▸ Raw data
* begin *

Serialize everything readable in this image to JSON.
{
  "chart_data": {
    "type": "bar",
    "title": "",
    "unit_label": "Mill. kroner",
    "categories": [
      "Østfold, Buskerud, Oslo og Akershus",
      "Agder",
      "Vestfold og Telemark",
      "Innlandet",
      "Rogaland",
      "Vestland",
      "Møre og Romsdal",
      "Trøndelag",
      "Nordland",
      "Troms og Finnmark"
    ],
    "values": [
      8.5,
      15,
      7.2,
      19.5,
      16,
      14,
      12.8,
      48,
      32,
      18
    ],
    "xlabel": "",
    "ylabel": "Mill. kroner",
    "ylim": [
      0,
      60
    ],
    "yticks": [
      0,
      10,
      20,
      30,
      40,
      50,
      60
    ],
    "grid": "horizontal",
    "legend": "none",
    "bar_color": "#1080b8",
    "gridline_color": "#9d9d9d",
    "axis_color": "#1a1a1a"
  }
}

* end *

▸ Work to be completed
Give only the count of lines in this material that contain the string "kroner".

▸ The reply
2